**Text segment**
>> START

Wednesday 10 April 2024

The Savage Storm: The Battle for Italy 1943 by James Holland


James Holland, along with Peter Caddick-Adams and Alex Kershaw, forms my favorite trio of World War II military historians. For me, Holland, in particular, has become a niche writer, covering topics not frequently addressed by other writers (such as the Malta book) and adopting distinctive new angles when interpreting extensively researched battles or campaigns (as seen in the Normandy '44 book or the two tomes on the War in the West, 1940-43). For this reason, I tend to buy and read any new publication by him.

The Savage Storm: The Battle for Italy 1943 is Holland's latest book published in September 2023. As usual by the author, this is a thick tome of circa 600 pages, including a useful map section and lavishly illustrated with both contemporary photos and others taken by the author while walking the main battlefields 

The book epitomizes Holland’s approach. As the author rightly points out in the book's final pages, "the war in Italy is largely forgotten today, except for Cassino and Anzio…" Additionally, he covers in detail the poor design and execution of the campaign by both the Allies and the Germans. The result is a harrowing, brutal, and ultimately futile campaign, with casualty rates in the contending armies surpassing those of the Great War and inflicting a level of suffering on the Italian people hardly seen in other war theaters in the West.

>> END

**What to work on**
1 – According to the book review, when was The Savage Storm published?
2 – Write the next part of the review of Holland's book on the 1943 Italian campaign, starting after its last sentence.

**Data section**
>> START

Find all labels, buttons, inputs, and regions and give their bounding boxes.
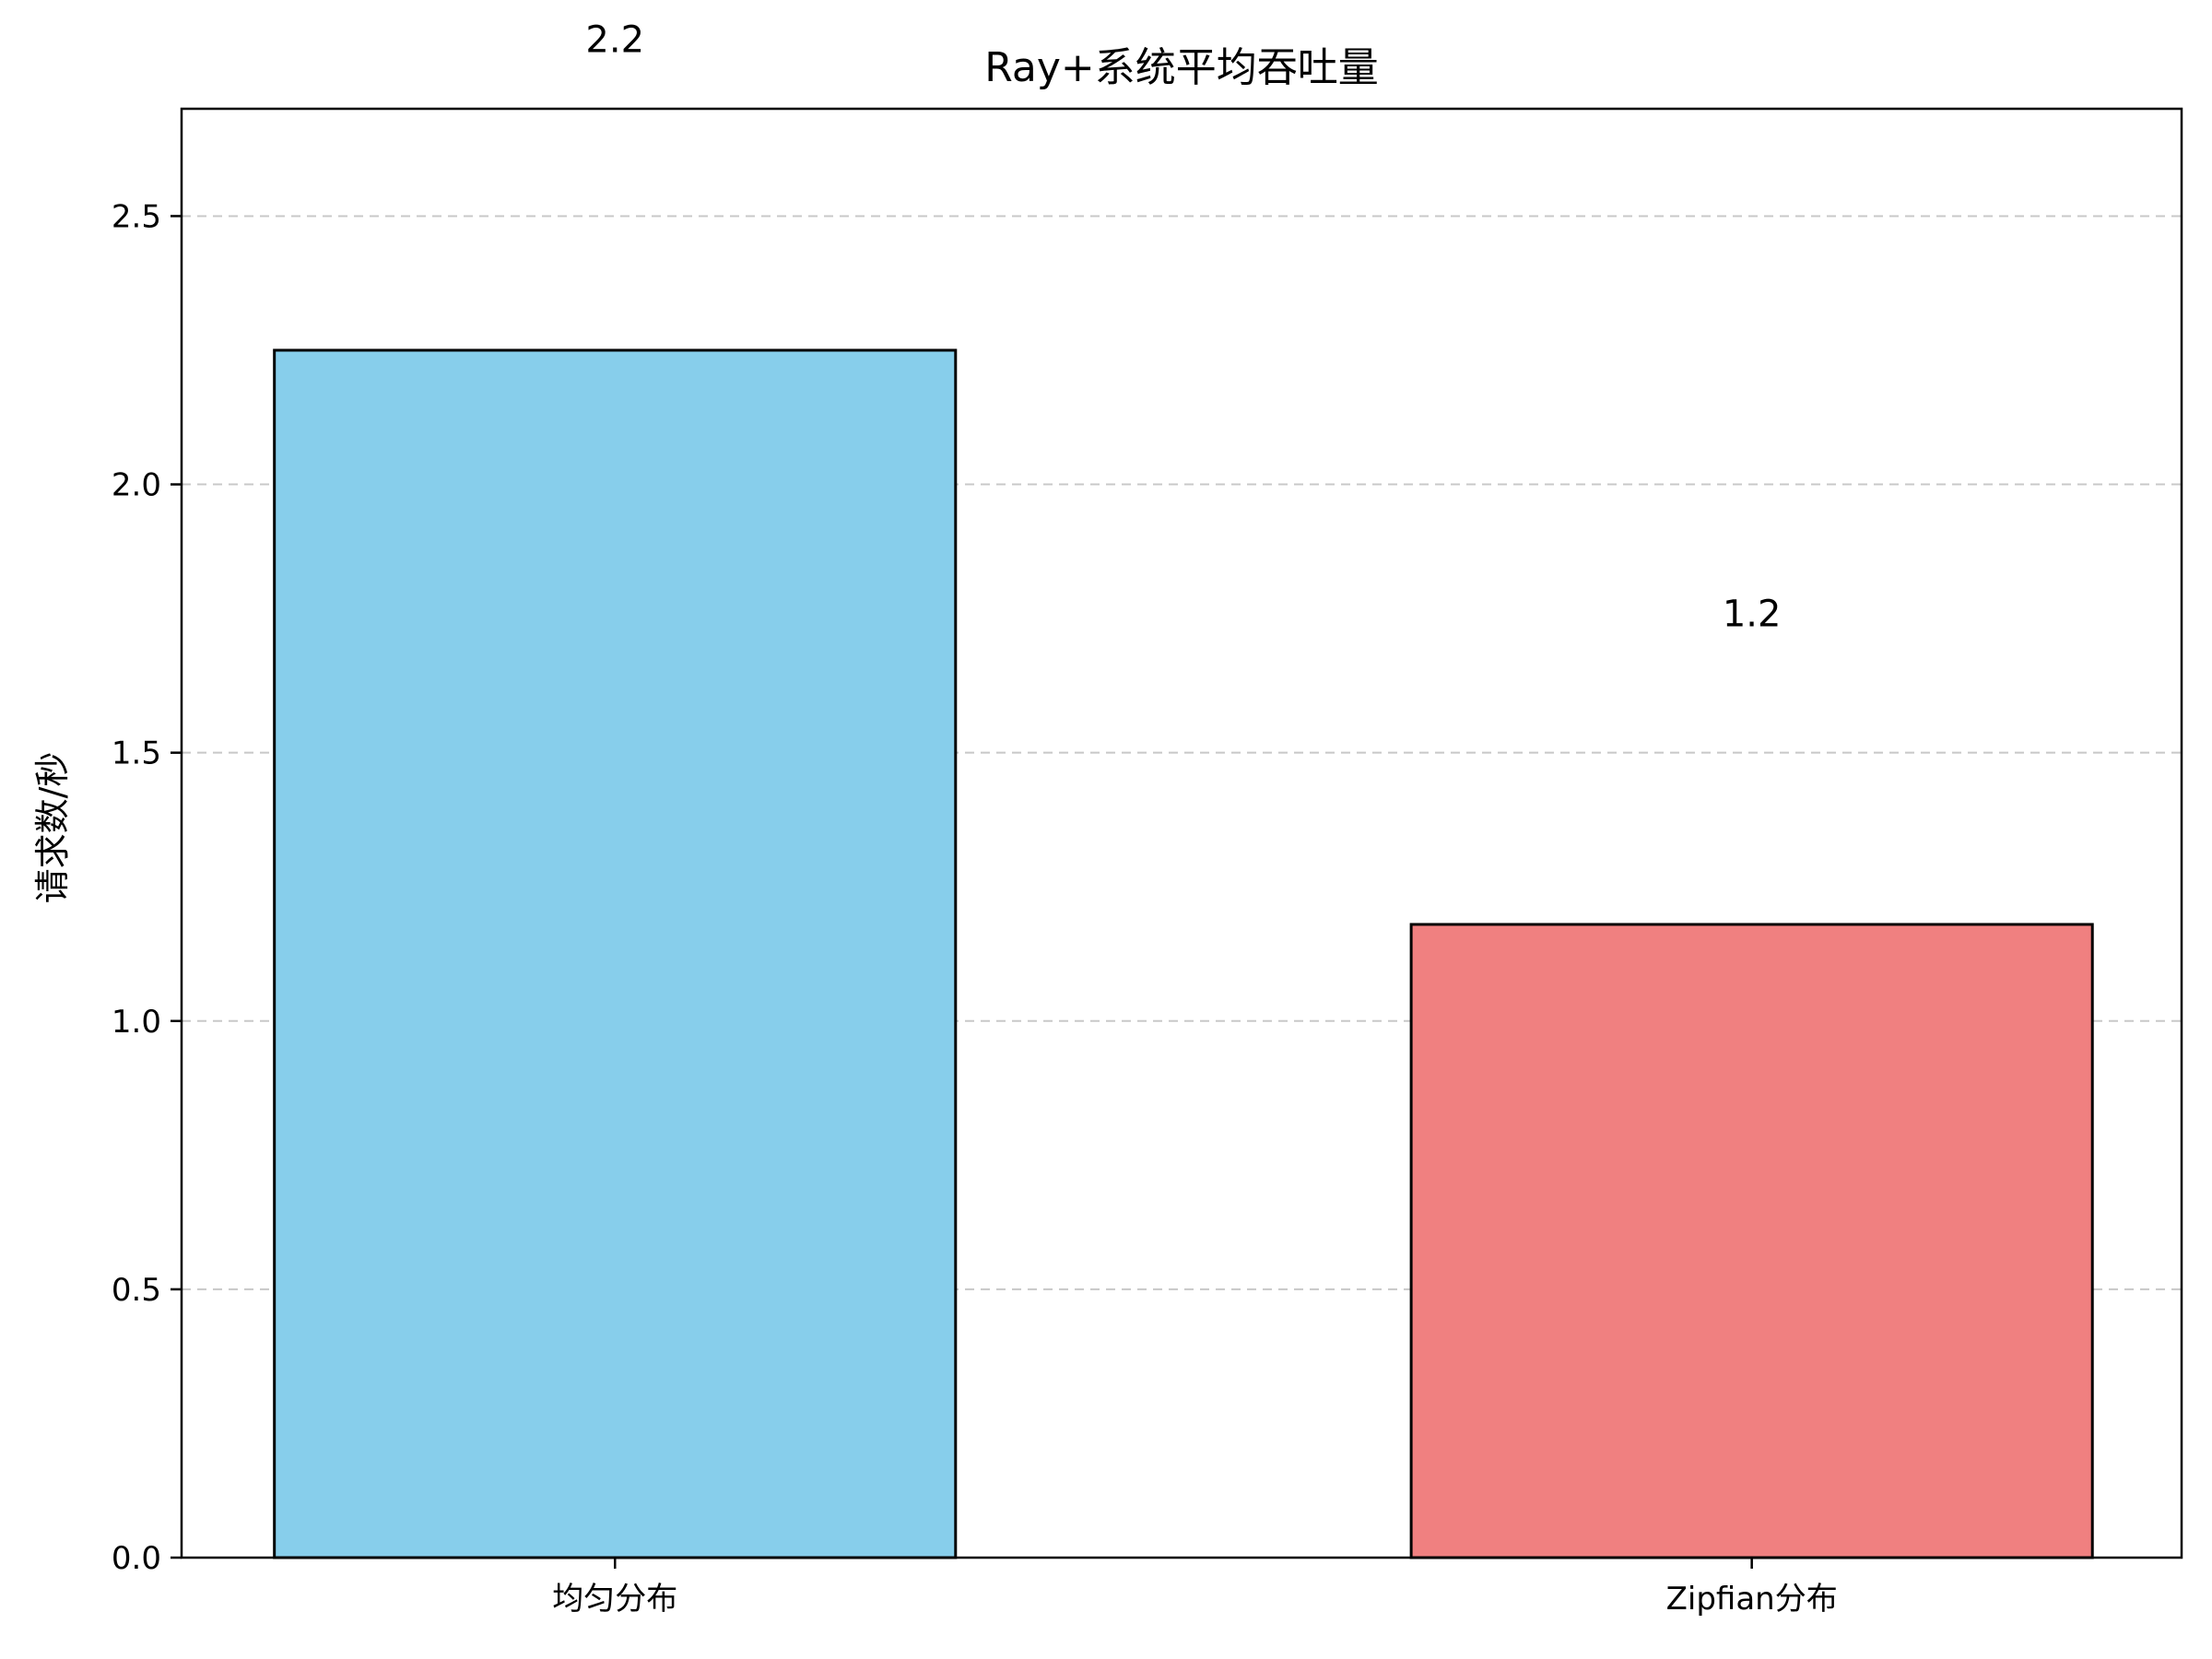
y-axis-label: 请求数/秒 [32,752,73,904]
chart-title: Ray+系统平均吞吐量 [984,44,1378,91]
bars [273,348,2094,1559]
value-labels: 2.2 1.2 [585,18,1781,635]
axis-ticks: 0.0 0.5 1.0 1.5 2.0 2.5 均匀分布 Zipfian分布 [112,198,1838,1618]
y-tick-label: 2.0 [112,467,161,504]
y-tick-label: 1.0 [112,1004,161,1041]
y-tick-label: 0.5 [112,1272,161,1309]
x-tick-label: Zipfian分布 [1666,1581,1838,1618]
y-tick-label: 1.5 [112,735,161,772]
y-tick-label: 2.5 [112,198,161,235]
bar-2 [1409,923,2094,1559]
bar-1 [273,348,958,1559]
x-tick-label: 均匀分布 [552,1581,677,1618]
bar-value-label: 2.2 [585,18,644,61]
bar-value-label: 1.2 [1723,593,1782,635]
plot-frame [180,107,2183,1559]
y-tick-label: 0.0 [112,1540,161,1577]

>> END

**Answers below**
1 – September 2023.

2 –
"The Savage Storm" picks up where Holland's previous book, "Sicily '43," left off, with the retreat of Axis forces through the Messina Strait into Calabria, and concludes in December 1943 with the Allies halted at the Gustav Line in west-central Italy and at Ortona on the Adriatic coast. During this period between September and December 1943, the Allied Fifth and Eighth Armies suffered close to 35,000 losses, while the German Tenth Army endured 13,400.

The campaign faced numerous problems from the outset on the Allies’ side. The decision-making process was muddled by strategic political considerations and a significant disagreement between Britain and the US regarding where to concentrate the center of gravity in the West.

Political considerations included the fear of losing the initiative after Sicily if Italy was not assaulted, the presence of a powerful but inactive army in the Mediterranean, pressure from the Soviets on the Western Allies to open a second front in Europe, Prime Minister Churchill's ambition to extend British influence in the Mediterranean, British concerns that the US might prioritize the Pacific if no progress was made in Europe, and the opportunity to use Italy as a launching point for Allied air attacks on German and Austrian manufacturing centers.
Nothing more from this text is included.